--- Begin DATASET CONTENT ---

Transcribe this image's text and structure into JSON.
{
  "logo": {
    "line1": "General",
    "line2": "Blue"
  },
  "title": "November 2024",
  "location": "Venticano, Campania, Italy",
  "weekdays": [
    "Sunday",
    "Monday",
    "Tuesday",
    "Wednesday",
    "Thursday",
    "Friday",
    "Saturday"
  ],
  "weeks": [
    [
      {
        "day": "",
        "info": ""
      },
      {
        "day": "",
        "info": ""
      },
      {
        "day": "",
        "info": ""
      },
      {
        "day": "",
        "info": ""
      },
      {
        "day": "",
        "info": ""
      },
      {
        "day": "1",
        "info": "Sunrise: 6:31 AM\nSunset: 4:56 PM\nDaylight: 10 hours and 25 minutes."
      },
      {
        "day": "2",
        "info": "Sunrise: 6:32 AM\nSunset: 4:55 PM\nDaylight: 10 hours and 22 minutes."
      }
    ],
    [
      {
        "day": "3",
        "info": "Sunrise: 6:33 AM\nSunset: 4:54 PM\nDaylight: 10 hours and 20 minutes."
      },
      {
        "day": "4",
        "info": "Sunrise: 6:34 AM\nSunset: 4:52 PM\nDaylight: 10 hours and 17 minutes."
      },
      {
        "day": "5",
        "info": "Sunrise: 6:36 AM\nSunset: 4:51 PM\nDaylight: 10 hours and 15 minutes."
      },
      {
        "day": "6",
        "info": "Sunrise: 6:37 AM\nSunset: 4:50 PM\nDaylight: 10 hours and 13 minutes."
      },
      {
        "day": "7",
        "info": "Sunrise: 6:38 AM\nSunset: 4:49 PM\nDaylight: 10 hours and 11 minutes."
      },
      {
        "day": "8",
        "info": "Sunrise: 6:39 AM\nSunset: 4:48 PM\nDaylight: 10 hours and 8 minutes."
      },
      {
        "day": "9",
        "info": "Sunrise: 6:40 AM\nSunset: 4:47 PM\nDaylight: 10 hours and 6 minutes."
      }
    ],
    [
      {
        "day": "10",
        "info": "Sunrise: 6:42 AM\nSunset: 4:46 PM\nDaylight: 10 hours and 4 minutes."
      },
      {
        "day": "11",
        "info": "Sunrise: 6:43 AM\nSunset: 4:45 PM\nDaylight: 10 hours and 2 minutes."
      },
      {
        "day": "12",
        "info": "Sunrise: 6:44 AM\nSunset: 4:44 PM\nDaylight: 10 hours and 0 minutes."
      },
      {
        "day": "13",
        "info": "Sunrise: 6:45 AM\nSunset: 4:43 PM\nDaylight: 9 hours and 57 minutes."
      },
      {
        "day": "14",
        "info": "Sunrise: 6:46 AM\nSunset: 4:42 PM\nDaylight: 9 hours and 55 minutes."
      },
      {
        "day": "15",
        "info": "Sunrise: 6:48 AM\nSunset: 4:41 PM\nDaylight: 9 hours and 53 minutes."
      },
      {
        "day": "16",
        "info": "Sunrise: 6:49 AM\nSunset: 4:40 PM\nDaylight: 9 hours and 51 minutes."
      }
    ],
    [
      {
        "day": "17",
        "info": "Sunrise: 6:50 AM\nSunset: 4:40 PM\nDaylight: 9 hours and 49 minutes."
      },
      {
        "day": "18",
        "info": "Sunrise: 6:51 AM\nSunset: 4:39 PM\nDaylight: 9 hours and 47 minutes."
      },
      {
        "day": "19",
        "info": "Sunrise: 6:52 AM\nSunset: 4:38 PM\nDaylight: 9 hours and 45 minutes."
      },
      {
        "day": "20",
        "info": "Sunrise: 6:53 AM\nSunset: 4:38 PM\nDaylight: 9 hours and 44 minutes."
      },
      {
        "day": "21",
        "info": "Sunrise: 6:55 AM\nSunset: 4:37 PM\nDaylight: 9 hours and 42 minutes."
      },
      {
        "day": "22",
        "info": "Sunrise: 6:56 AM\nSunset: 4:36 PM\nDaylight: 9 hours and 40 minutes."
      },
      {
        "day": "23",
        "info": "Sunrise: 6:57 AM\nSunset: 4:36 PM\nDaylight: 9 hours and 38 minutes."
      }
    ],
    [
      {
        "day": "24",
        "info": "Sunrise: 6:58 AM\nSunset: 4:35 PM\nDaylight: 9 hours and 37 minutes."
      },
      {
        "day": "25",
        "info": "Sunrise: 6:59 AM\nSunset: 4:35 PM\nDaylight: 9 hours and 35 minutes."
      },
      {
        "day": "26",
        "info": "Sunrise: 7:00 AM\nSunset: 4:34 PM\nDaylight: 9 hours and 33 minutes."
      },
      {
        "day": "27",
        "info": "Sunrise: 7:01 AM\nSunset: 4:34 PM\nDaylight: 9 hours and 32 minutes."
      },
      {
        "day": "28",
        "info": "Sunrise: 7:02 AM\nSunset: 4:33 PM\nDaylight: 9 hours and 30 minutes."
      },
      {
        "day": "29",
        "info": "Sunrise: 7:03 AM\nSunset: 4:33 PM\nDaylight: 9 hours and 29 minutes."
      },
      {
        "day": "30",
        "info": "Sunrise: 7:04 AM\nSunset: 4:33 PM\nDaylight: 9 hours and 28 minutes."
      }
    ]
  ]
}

--- End DATASET CONTENT ---

Repeat every line of the material exactly as given.

Transcribe this image's text and structure into JSON.
{
  "logo": {
    "line1": "General",
    "line2": "Blue"
  },
  "title": "November 2024",
  "location": "Venticano, Campania, Italy",
  "weekdays": [
    "Sunday",
    "Monday",
    "Tuesday",
    "Wednesday",
    "Thursday",
    "Friday",
    "Saturday"
  ],
  "weeks": [
    [
      {
        "day": "",
        "info": ""
      },
      {
        "day": "",
        "info": ""
      },
      {
        "day": "",
        "info": ""
      },
      {
        "day": "",
        "info": ""
      },
      {
        "day": "",
        "info": ""
      },
      {
        "day": "1",
        "info": "Sunrise: 6:31 AM\nSunset: 4:56 PM\nDaylight: 10 hours and 25 minutes."
      },
      {
        "day": "2",
        "info": "Sunrise: 6:32 AM\nSunset: 4:55 PM\nDaylight: 10 hours and 22 minutes."
      }
    ],
    [
      {
        "day": "3",
        "info": "Sunrise: 6:33 AM\nSunset: 4:54 PM\nDaylight: 10 hours and 20 minutes."
      },
      {
        "day": "4",
        "info": "Sunrise: 6:34 AM\nSunset: 4:52 PM\nDaylight: 10 hours and 17 minutes."
      },
      {
        "day": "5",
        "info": "Sunrise: 6:36 AM\nSunset: 4:51 PM\nDaylight: 10 hours and 15 minutes."
      },
      {
        "day": "6",
        "info": "Sunrise: 6:37 AM\nSunset: 4:50 PM\nDaylight: 10 hours and 13 minutes."
      },
      {
        "day": "7",
        "info": "Sunrise: 6:38 AM\nSunset: 4:49 PM\nDaylight: 10 hours and 11 minutes."
      },
      {
        "day": "8",
        "info": "Sunrise: 6:39 AM\nSunset: 4:48 PM\nDaylight: 10 hours and 8 minutes."
      },
      {
        "day": "9",
        "info": "Sunrise: 6:40 AM\nSunset: 4:47 PM\nDaylight: 10 hours and 6 minutes."
      }
    ],
    [
      {
        "day": "10",
        "info": "Sunrise: 6:42 AM\nSunset: 4:46 PM\nDaylight: 10 hours and 4 minutes."
      },
      {
        "day": "11",
        "info": "Sunrise: 6:43 AM\nSunset: 4:45 PM\nDaylight: 10 hours and 2 minutes."
      },
      {
        "day": "12",
        "info": "Sunrise: 6:44 AM\nSunset: 4:44 PM\nDaylight: 10 hours and 0 minutes."
      },
      {
        "day": "13",
        "info": "Sunrise: 6:45 AM\nSunset: 4:43 PM\nDaylight: 9 hours and 57 minutes."
      },
      {
        "day": "14",
        "info": "Sunrise: 6:46 AM\nSunset: 4:42 PM\nDaylight: 9 hours and 55 minutes."
      },
      {
        "day": "15",
        "info": "Sunrise: 6:48 AM\nSunset: 4:41 PM\nDaylight: 9 hours and 53 minutes."
      },
      {
        "day": "16",
        "info": "Sunrise: 6:49 AM\nSunset: 4:40 PM\nDaylight: 9 hours and 51 minutes."
      }
    ],
    [
      {
        "day": "17",
        "info": "Sunrise: 6:50 AM\nSunset: 4:40 PM\nDaylight: 9 hours and 49 minutes."
      },
      {
        "day": "18",
        "info": "Sunrise: 6:51 AM\nSunset: 4:39 PM\nDaylight: 9 hours and 47 minutes."
      },
      {
        "day": "19",
        "info": "Sunrise: 6:52 AM\nSunset: 4:38 PM\nDaylight: 9 hours and 45 minutes."
      },
      {
        "day": "20",
        "info": "Sunrise: 6:53 AM\nSunset: 4:38 PM\nDaylight: 9 hours and 44 minutes."
      },
      {
        "day": "21",
        "info": "Sunrise: 6:55 AM\nSunset: 4:37 PM\nDaylight: 9 hours and 42 minutes."
      },
      {
        "day": "22",
        "info": "Sunrise: 6:56 AM\nSunset: 4:36 PM\nDaylight: 9 hours and 40 minutes."
      },
      {
        "day": "23",
        "info": "Sunrise: 6:57 AM\nSunset: 4:36 PM\nDaylight: 9 hours and 38 minutes."
      }
    ],
    [
      {
        "day": "24",
        "info": "Sunrise: 6:58 AM\nSunset: 4:35 PM\nDaylight: 9 hours and 37 minutes."
      },
      {
        "day": "25",
        "info": "Sunrise: 6:59 AM\nSunset: 4:35 PM\nDaylight: 9 hours and 35 minutes."
      },
      {
        "day": "26",
        "info": "Sunrise: 7:00 AM\nSunset: 4:34 PM\nDaylight: 9 hours and 33 minutes."
      },
      {
        "day": "27",
        "info": "Sunrise: 7:01 AM\nSunset: 4:34 PM\nDaylight: 9 hours and 32 minutes."
      },
      {
        "day": "28",
        "info": "Sunrise: 7:02 AM\nSunset: 4:33 PM\nDaylight: 9 hours and 30 minutes."
      },
      {
        "day": "29",
        "info": "Sunrise: 7:03 AM\nSunset: 4:33 PM\nDaylight: 9 hours and 29 minutes."
      },
      {
        "day": "30",
        "info": "Sunrise: 7:04 AM\nSunset: 4:33 PM\nDaylight: 9 hours and 28 minutes."
      }
    ]
  ]
}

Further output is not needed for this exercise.